[BEGIN AVAILABLE RECORDS]

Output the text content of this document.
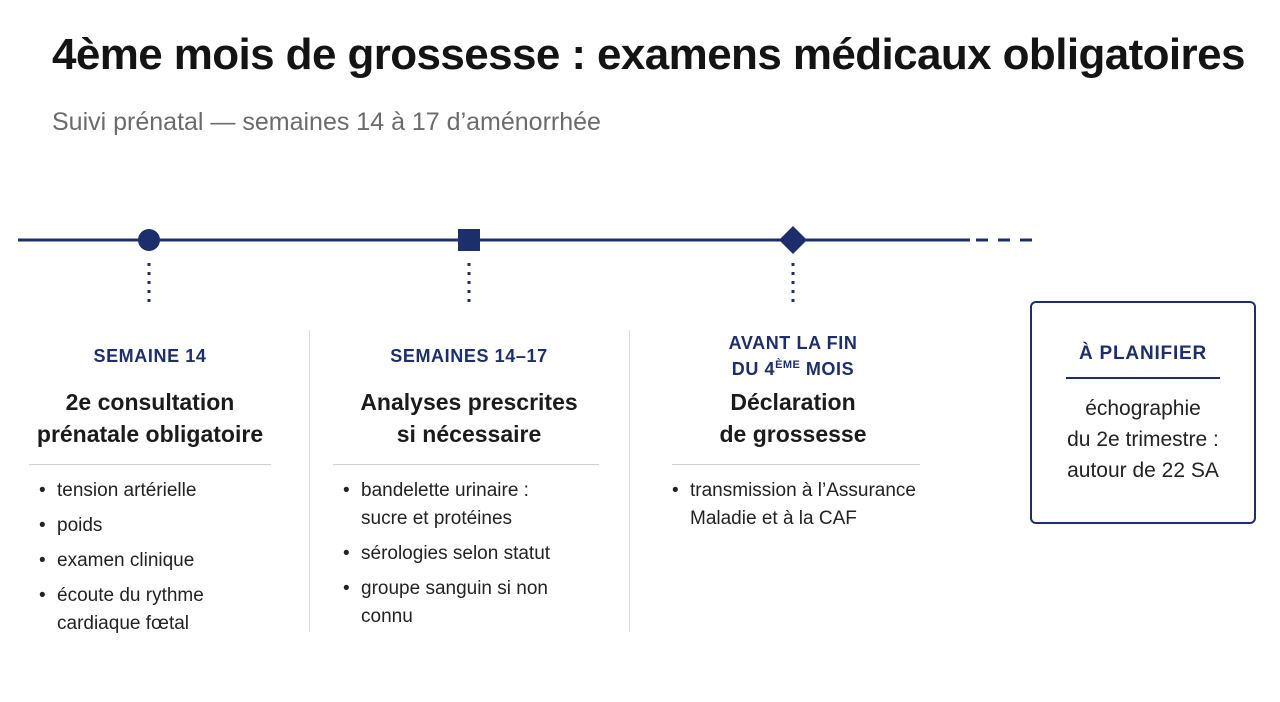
4ème mois de grossesse : examens médicaux obligatoires
Suivi prénatal — semaines 14 à 17 d’aménorrhée
SEMAINE 14
2e consultation
prénatale obligatoire
• tension artérielle
• poids
• examen clinique
• écoute du rythme
cardiaque fœtal
SEMAINES 14–17
Analyses prescrites
si nécessaire
• bandelette urinaire :
sucre et protéines
• sérologies selon statut
• groupe sanguin si non connu
AVANT LA FIN
DU 4ÈME MOIS
Déclaration
de grossesse
• transmission à l’Assurance
Maladie et à la CAF
À PLANIFIER
échographie
du 2e trimestre :
autour de 22 SA
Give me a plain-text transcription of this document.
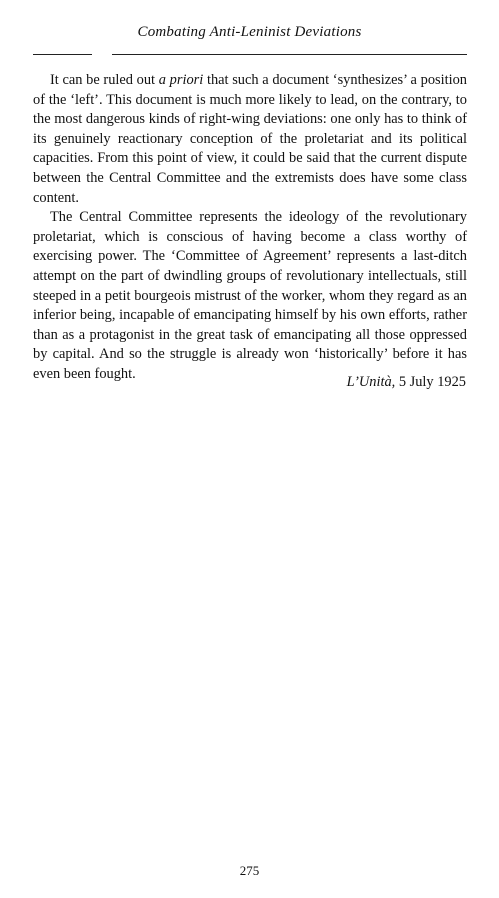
Combating Anti-Leninist Deviations

It can be ruled out a priori that such a document ‘synthesizes’ a position of the ‘left’. This document is much more likely to lead, on the contrary, to the most dangerous kinds of right-wing deviations: one only has to think of its genuinely reactionary conception of the proletariat and its political capacities. From this point of view, it could be said that the current dispute between the Central Committee and the extremists does have some class content.

The Central Committee represents the ideology of the revolutionary proletariat, which is conscious of having become a class worthy of exercising power. The ‘Committee of Agreement’ represents a last-ditch attempt on the part of dwindling groups of revolutionary intellectuals, still steeped in a petit bourgeois mistrust of the worker, whom they regard as an inferior being, incapable of emancipating himself by his own efforts, rather than as a protagonist in the great task of emancipating all those oppressed by capital. And so the struggle is already won ‘historically’ before it has even been fought.

L’Unità, 5 July 1925
275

[END AVAILABLE RECORDS]

> [TO DO]
Each line from the one containing "Give me a plain-text" through the last line of the listing is to be given again exactly, with no pictures and no other lines.

> [SOLUTION FOR THIS TASK]
Give me a plain-text transcription of this document.
Combating Anti-Leninist Deviations

It can be ruled out a priori that such a document ‘synthesizes’ a position of the ‘left’. This document is much more likely to lead, on the contrary, to the most dangerous kinds of right-wing deviations: one only has to think of its genuinely reactionary conception of the proletariat and its political capacities. From this point of view, it could be said that the current dispute between the Central Committee and the extremists does have some class content.

The Central Committee represents the ideology of the revolutionary proletariat, which is conscious of having become a class worthy of exercising power. The ‘Committee of Agreement’ represents a last-ditch attempt on the part of dwindling groups of revolutionary intellectuals, still steeped in a petit bourgeois mistrust of the worker, whom they regard as an inferior being, incapable of emancipating himself by his own efforts, rather than as a protagonist in the great task of emancipating all those oppressed by capital. And so the struggle is already won ‘historically’ before it has even been fought.

L’Unità, 5 July 1925
275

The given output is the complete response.